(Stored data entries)
┏━━
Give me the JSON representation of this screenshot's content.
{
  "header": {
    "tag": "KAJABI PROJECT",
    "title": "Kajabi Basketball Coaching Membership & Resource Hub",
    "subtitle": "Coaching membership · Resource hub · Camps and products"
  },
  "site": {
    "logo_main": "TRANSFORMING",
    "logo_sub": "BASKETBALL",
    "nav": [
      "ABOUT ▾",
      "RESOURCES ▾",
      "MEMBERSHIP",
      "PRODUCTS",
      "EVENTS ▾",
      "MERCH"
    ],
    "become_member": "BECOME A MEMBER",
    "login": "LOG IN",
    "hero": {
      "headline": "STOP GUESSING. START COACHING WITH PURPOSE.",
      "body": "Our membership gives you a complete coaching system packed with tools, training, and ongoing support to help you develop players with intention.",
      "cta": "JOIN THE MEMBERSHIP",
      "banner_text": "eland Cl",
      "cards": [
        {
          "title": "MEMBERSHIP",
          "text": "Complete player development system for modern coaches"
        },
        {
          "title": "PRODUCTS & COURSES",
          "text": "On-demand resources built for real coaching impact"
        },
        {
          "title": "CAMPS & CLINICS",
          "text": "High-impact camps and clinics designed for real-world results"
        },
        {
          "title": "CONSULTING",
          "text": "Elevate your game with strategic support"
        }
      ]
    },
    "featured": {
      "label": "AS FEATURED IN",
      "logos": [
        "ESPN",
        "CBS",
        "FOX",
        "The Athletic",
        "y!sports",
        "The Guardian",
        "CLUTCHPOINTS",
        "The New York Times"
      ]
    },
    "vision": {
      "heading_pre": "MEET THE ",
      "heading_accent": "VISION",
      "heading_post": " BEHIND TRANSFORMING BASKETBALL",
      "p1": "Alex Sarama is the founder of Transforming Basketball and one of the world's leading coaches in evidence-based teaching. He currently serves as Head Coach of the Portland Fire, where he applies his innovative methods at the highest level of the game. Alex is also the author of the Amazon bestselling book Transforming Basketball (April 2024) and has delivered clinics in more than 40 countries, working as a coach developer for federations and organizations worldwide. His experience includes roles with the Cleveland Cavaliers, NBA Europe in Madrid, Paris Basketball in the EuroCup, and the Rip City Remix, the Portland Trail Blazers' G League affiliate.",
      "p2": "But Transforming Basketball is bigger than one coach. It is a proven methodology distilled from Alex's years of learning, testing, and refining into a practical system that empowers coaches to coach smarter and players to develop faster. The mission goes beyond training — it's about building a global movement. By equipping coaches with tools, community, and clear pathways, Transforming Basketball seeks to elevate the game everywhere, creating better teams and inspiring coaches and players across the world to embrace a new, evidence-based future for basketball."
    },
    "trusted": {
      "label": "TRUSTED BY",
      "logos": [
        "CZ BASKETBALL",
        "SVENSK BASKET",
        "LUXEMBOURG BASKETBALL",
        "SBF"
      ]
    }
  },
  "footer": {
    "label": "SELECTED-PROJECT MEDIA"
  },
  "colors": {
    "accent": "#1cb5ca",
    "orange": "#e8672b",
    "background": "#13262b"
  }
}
┗━━
TASK TO CARRY OUT
Extract the data exactly as given.

TASK SOLUTION
Give me the JSON representation of this screenshot's content.
{
  "header": {
    "tag": "KAJABI PROJECT",
    "title": "Kajabi Basketball Coaching Membership & Resource Hub",
    "subtitle": "Coaching membership · Resource hub · Camps and products"
  },
  "site": {
    "logo_main": "TRANSFORMING",
    "logo_sub": "BASKETBALL",
    "nav": [
      "ABOUT ▾",
      "RESOURCES ▾",
      "MEMBERSHIP",
      "PRODUCTS",
      "EVENTS ▾",
      "MERCH"
    ],
    "become_member": "BECOME A MEMBER",
    "login": "LOG IN",
    "hero": {
      "headline": "STOP GUESSING. START COACHING WITH PURPOSE.",
      "body": "Our membership gives you a complete coaching system packed with tools, training, and ongoing support to help you develop players with intention.",
      "cta": "JOIN THE MEMBERSHIP",
      "banner_text": "eland Cl",
      "cards": [
        {
          "title": "MEMBERSHIP",
          "text": "Complete player development system for modern coaches"
        },
        {
          "title": "PRODUCTS & COURSES",
          "text": "On-demand resources built for real coaching impact"
        },
        {
          "title": "CAMPS & CLINICS",
          "text": "High-impact camps and clinics designed for real-world results"
        },
        {
          "title": "CONSULTING",
          "text": "Elevate your game with strategic support"
        }
      ]
    },
    "featured": {
      "label": "AS FEATURED IN",
      "logos": [
        "ESPN",
        "CBS",
        "FOX",
        "The Athletic",
        "y!sports",
        "The Guardian",
        "CLUTCHPOINTS",
        "The New York Times"
      ]
    },
    "vision": {
      "heading_pre": "MEET THE ",
      "heading_accent": "VISION",
      "heading_post": " BEHIND TRANSFORMING BASKETBALL",
      "p1": "Alex Sarama is the founder of Transforming Basketball and one of the world's leading coaches in evidence-based teaching. He currently serves as Head Coach of the Portland Fire, where he applies his innovative methods at the highest level of the game. Alex is also the author of the Amazon bestselling book Transforming Basketball (April 2024) and has delivered clinics in more than 40 countries, working as a coach developer for federations and organizations worldwide. His experience includes roles with the Cleveland Cavaliers, NBA Europe in Madrid, Paris Basketball in the EuroCup, and the Rip City Remix, the Portland Trail Blazers' G League affiliate.",
      "p2": "But Transforming Basketball is bigger than one coach. It is a proven methodology distilled from Alex's years of learning, testing, and refining into a practical system that empowers coaches to coach smarter and players to develop faster. The mission goes beyond training — it's about building a global movement. By equipping coaches with tools, community, and clear pathways, Transforming Basketball seeks to elevate the game everywhere, creating better teams and inspiring coaches and players across the world to embrace a new, evidence-based future for basketball."
    },
    "trusted": {
      "label": "TRUSTED BY",
      "logos": [
        "CZ BASKETBALL",
        "SVENSK BASKET",
        "LUXEMBOURG BASKETBALL",
        "SBF"
      ]
    }
  },
  "footer": {
    "label": "SELECTED-PROJECT MEDIA"
  },
  "colors": {
    "accent": "#1cb5ca",
    "orange": "#e8672b",
    "background": "#13262b"
  }
}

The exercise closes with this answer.